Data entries
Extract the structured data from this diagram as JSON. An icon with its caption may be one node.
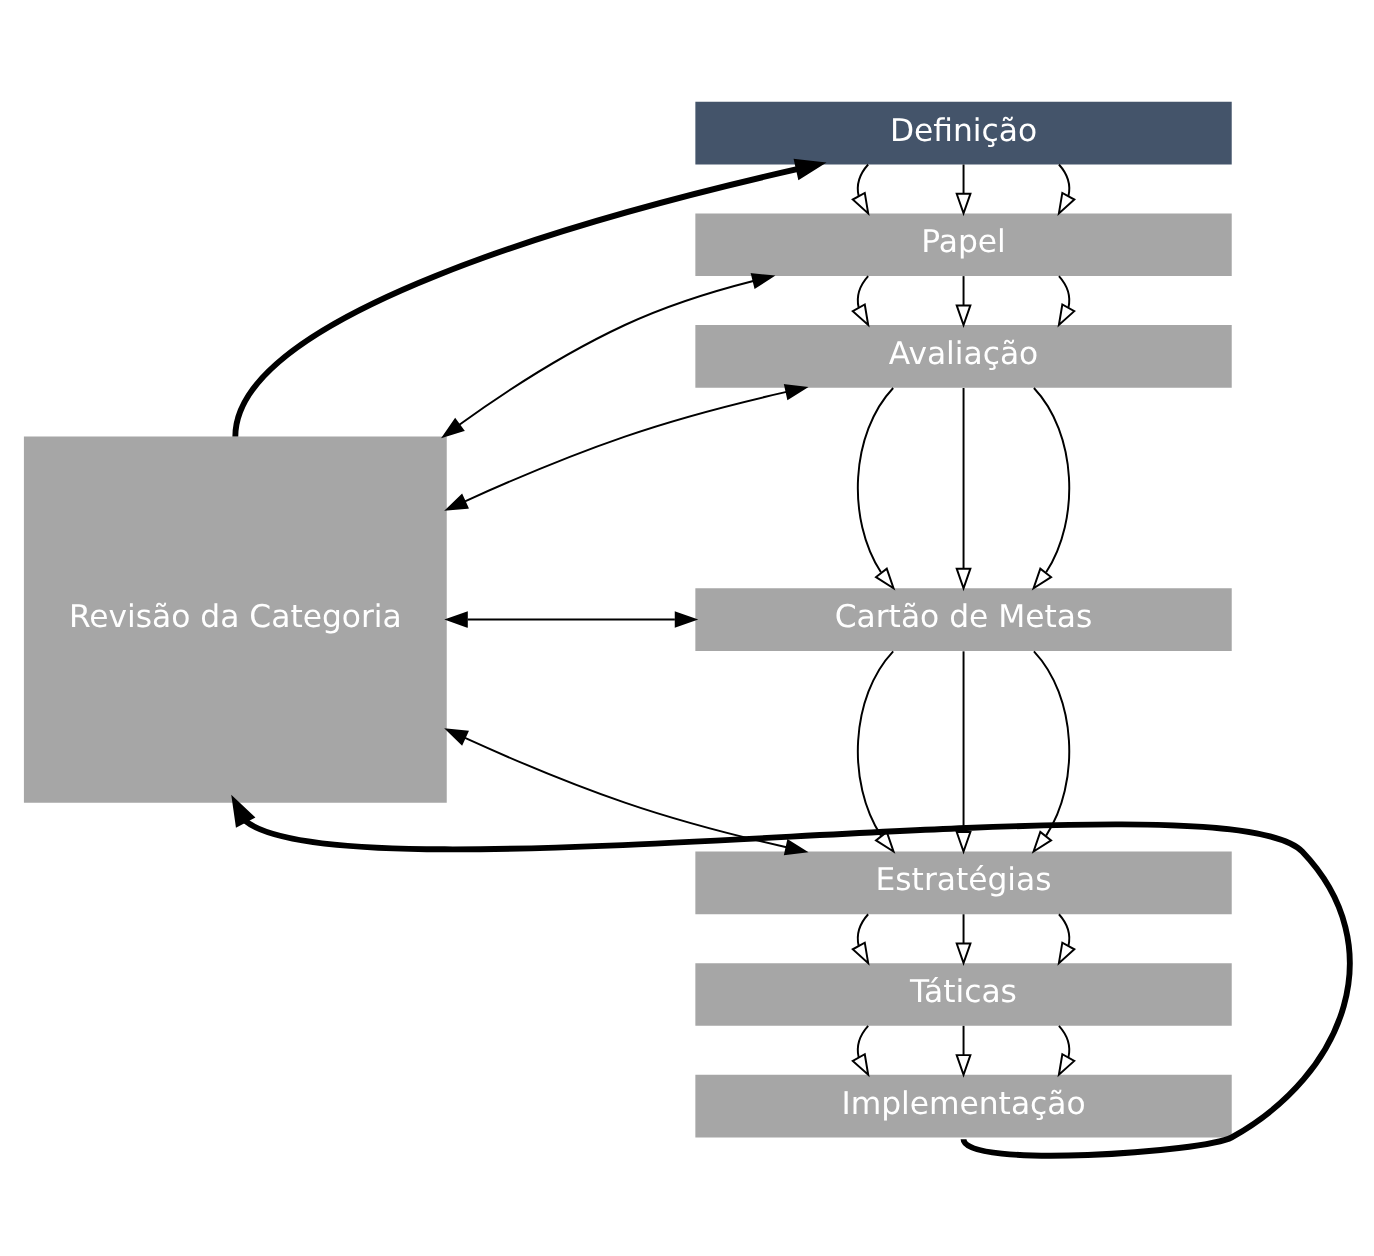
{
  "diagram": {
    "nodes": [
      {
        "text": [
          "Revisão da Categoria"
        ]
      },
      {
        "text": [
          "Definição"
        ]
      },
      {
        "text": [
          "Papel"
        ]
      },
      {
        "text": [
          "Avaliação"
        ]
      },
      {
        "text": [
          "Cartão de Metas"
        ]
      },
      {
        "text": [
          "Estratégias"
        ]
      },
      {
        "text": [
          "Táticas"
        ]
      },
      {
        "text": [
          "Implementação"
        ]
      }
    ],
    "edges": [
      {
        "from": 0,
        "to": 1,
        "arrow": "to",
        "style": "thick"
      },
      {
        "from": 1,
        "to": 2,
        "arrow": "to"
      },
      {
        "from": 1,
        "to": 2,
        "arrow": "to"
      },
      {
        "from": 1,
        "to": 2,
        "arrow": "to"
      },
      {
        "from": 2,
        "to": 3,
        "arrow": "to"
      },
      {
        "from": 2,
        "to": 3,
        "arrow": "to"
      },
      {
        "from": 2,
        "to": 3,
        "arrow": "to"
      },
      {
        "from": 3,
        "to": 4,
        "arrow": "to"
      },
      {
        "from": 3,
        "to": 4,
        "arrow": "to"
      },
      {
        "from": 3,
        "to": 4,
        "arrow": "to"
      },
      {
        "from": 4,
        "to": 5,
        "arrow": "to"
      },
      {
        "from": 4,
        "to": 5,
        "arrow": "to"
      },
      {
        "from": 4,
        "to": 5,
        "arrow": "to"
      },
      {
        "from": 5,
        "to": 6,
        "arrow": "to"
      },
      {
        "from": 5,
        "to": 6,
        "arrow": "to"
      },
      {
        "from": 5,
        "to": 6,
        "arrow": "to"
      },
      {
        "from": 6,
        "to": 7,
        "arrow": "to"
      },
      {
        "from": 6,
        "to": 7,
        "arrow": "to"
      },
      {
        "from": 6,
        "to": 7,
        "arrow": "to"
      },
      {
        "from": 0,
        "to": 2,
        "arrow": "both"
      },
      {
        "from": 0,
        "to": 3,
        "arrow": "both"
      },
      {
        "from": 0,
        "to": 4,
        "arrow": "both"
      },
      {
        "from": 0,
        "to": 5,
        "arrow": "both"
      },
      {
        "from": 7,
        "to": 0,
        "arrow": "to",
        "style": "thick"
      }
    ]
  }
}
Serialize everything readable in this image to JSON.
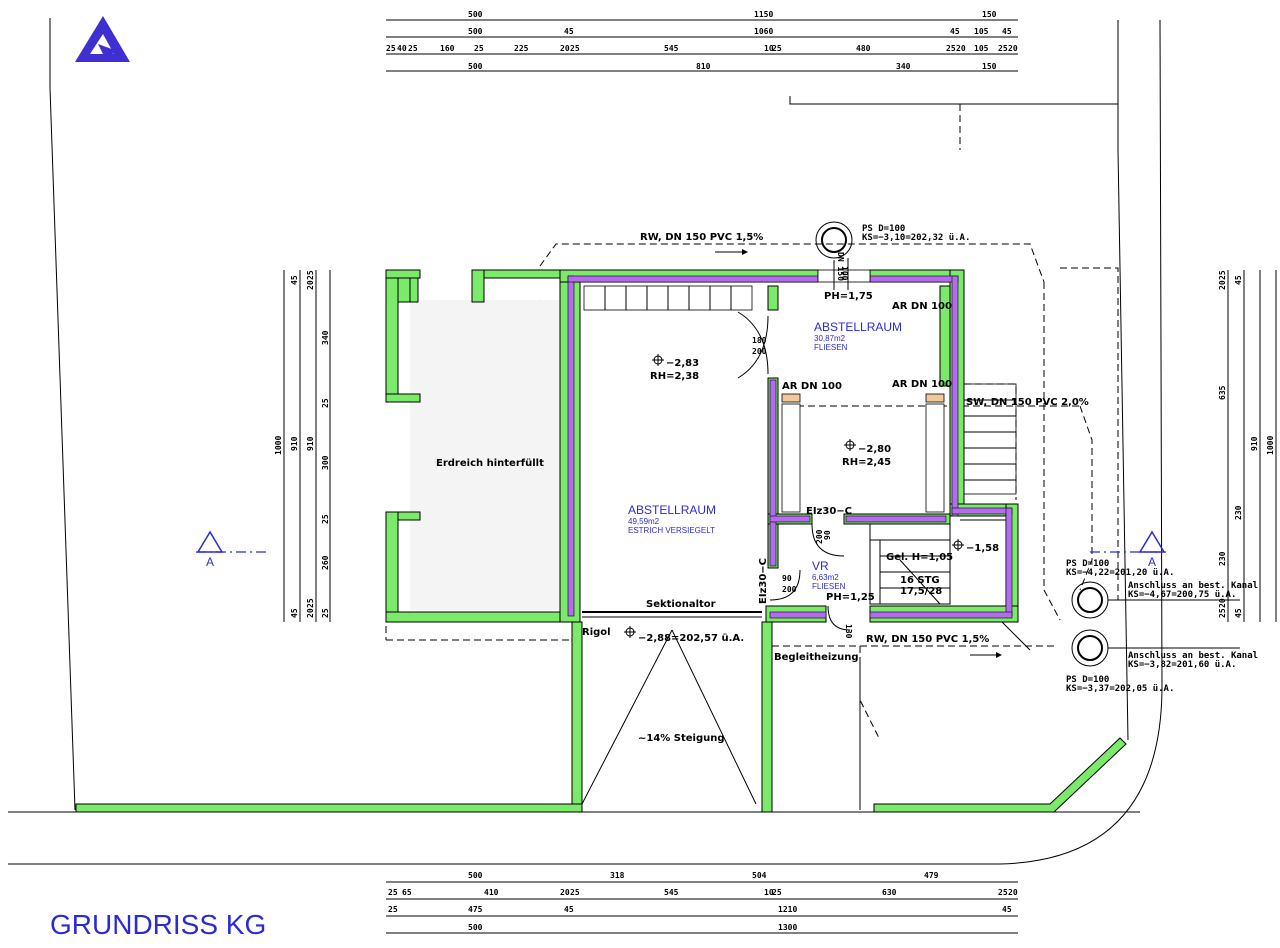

Objective: Can you repeat every record above exactly, apart from the pictures?

Task response:
Extract the structured data from this diagram as JSON. An icon with its caption may be one node.
{
  "diagram": {
    "nodes": [
      {
        "text": [
          "Revisão da Categoria"
        ]
      },
      {
        "text": [
          "Definição"
        ]
      },
      {
        "text": [
          "Papel"
        ]
      },
      {
        "text": [
          "Avaliação"
        ]
      },
      {
        "text": [
          "Cartão de Metas"
        ]
      },
      {
        "text": [
          "Estratégias"
        ]
      },
      {
        "text": [
          "Táticas"
        ]
      },
      {
        "text": [
          "Implementação"
        ]
      }
    ],
    "edges": [
      {
        "from": 0,
        "to": 1,
        "arrow": "to",
        "style": "thick"
      },
      {
        "from": 1,
        "to": 2,
        "arrow": "to"
      },
      {
        "from": 1,
        "to": 2,
        "arrow": "to"
      },
      {
        "from": 1,
        "to": 2,
        "arrow": "to"
      },
      {
        "from": 2,
        "to": 3,
        "arrow": "to"
      },
      {
        "from": 2,
        "to": 3,
        "arrow": "to"
      },
      {
        "from": 2,
        "to": 3,
        "arrow": "to"
      },
      {
        "from": 3,
        "to": 4,
        "arrow": "to"
      },
      {
        "from": 3,
        "to": 4,
        "arrow": "to"
      },
      {
        "from": 3,
        "to": 4,
        "arrow": "to"
      },
      {
        "from": 4,
        "to": 5,
        "arrow": "to"
      },
      {
        "from": 4,
        "to": 5,
        "arrow": "to"
      },
      {
        "from": 4,
        "to": 5,
        "arrow": "to"
      },
      {
        "from": 5,
        "to": 6,
        "arrow": "to"
      },
      {
        "from": 5,
        "to": 6,
        "arrow": "to"
      },
      {
        "from": 5,
        "to": 6,
        "arrow": "to"
      },
      {
        "from": 6,
        "to": 7,
        "arrow": "to"
      },
      {
        "from": 6,
        "to": 7,
        "arrow": "to"
      },
      {
        "from": 6,
        "to": 7,
        "arrow": "to"
      },
      {
        "from": 0,
        "to": 2,
        "arrow": "both"
      },
      {
        "from": 0,
        "to": 3,
        "arrow": "both"
      },
      {
        "from": 0,
        "to": 4,
        "arrow": "both"
      },
      {
        "from": 0,
        "to": 5,
        "arrow": "both"
      },
      {
        "from": 7,
        "to": 0,
        "arrow": "to",
        "style": "thick"
      }
    ]
  }
}
Serialize everything readable in this image to JSON.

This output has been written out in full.